GOAL OF THE EXERCISE
Identify the lines that contain the string "Potentieel", then copy each of them.

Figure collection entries

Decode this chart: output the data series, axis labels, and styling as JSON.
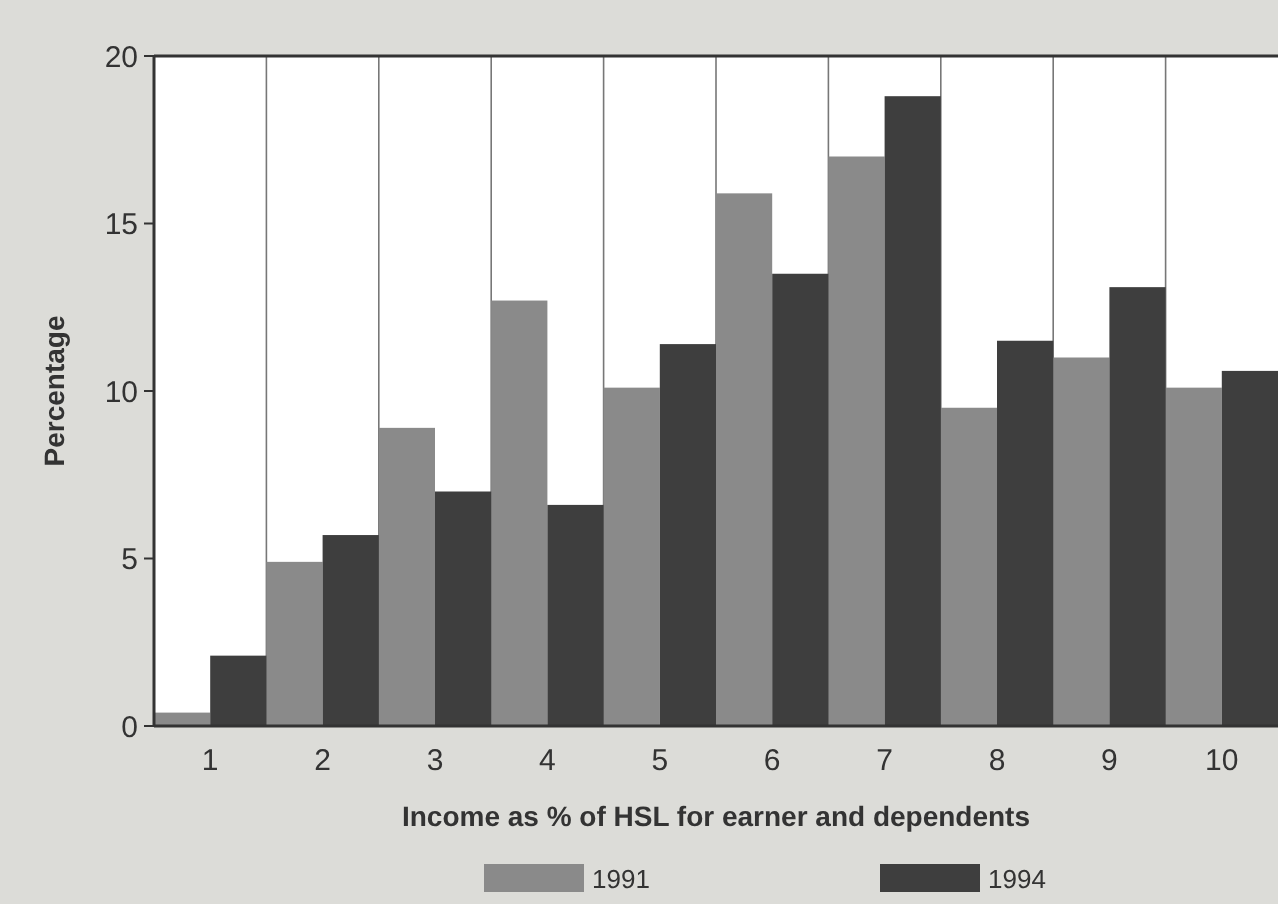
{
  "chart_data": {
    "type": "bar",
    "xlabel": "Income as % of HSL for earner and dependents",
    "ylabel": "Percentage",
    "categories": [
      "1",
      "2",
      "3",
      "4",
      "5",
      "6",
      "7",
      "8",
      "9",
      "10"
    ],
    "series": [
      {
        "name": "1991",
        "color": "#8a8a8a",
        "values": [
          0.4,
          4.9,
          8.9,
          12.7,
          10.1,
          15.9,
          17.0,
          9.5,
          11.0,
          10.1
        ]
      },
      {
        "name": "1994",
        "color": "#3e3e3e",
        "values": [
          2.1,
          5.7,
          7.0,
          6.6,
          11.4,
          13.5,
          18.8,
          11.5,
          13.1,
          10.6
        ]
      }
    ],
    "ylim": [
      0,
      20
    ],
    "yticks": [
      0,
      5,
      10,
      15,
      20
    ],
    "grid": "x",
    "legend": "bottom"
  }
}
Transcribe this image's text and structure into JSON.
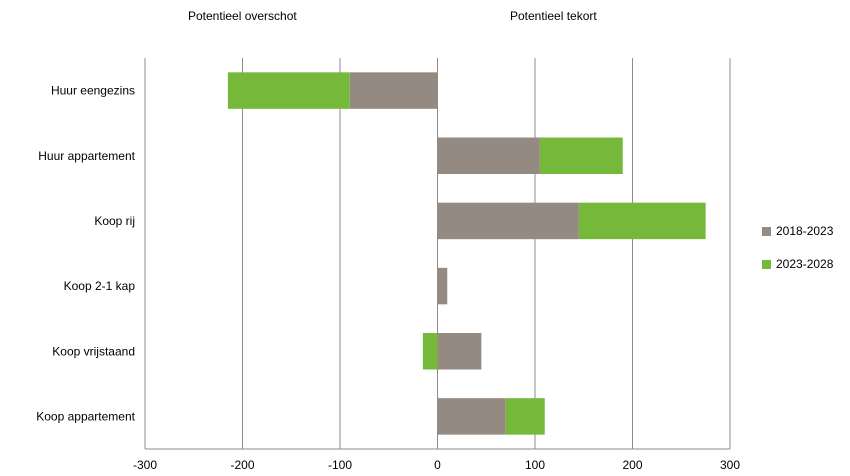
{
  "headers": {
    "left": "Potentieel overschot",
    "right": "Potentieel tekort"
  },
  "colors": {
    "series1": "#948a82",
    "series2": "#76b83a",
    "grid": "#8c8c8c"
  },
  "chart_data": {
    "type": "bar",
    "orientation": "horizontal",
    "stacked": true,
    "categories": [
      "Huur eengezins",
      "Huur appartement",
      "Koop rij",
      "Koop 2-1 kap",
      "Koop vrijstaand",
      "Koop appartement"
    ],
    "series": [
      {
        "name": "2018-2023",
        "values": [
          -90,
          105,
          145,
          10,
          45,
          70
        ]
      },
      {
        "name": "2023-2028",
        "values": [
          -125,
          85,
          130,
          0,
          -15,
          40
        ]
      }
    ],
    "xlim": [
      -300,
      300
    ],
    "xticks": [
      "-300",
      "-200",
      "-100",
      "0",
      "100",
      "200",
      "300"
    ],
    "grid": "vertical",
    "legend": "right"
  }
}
...
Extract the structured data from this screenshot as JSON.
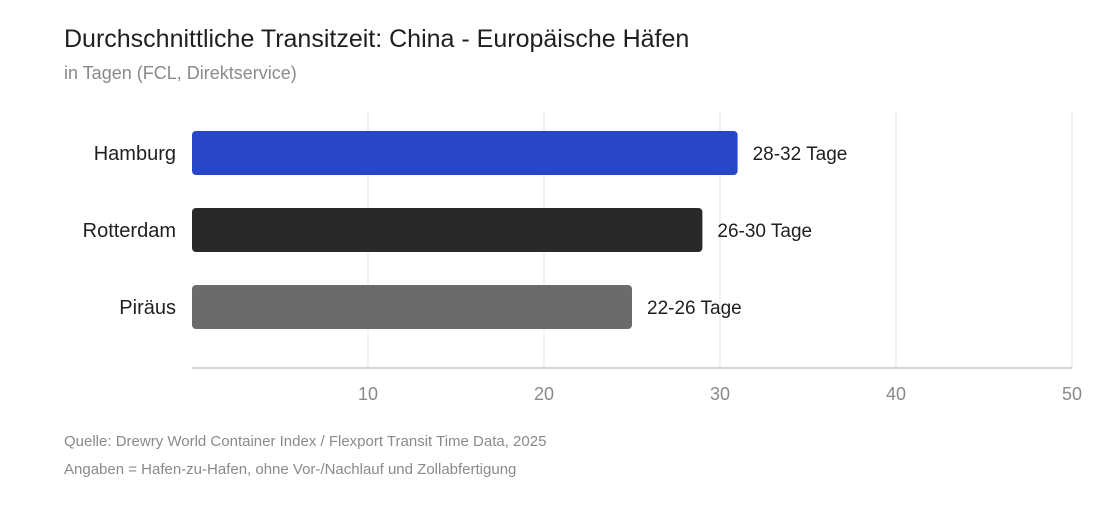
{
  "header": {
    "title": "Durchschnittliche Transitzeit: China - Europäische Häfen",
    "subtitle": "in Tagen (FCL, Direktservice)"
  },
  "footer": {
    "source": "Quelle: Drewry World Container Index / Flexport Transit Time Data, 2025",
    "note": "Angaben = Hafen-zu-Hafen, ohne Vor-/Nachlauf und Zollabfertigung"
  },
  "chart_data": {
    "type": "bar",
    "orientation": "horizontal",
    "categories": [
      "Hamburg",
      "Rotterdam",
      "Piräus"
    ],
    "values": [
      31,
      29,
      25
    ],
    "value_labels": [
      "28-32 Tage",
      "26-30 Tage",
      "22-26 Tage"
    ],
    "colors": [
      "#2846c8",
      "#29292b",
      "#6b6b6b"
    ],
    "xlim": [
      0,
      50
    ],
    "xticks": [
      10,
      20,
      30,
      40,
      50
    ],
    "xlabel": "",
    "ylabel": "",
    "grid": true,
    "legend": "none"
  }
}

IN RESPONSE
    "left": "Potentieel overschot",
    "right": "Potentieel tekort"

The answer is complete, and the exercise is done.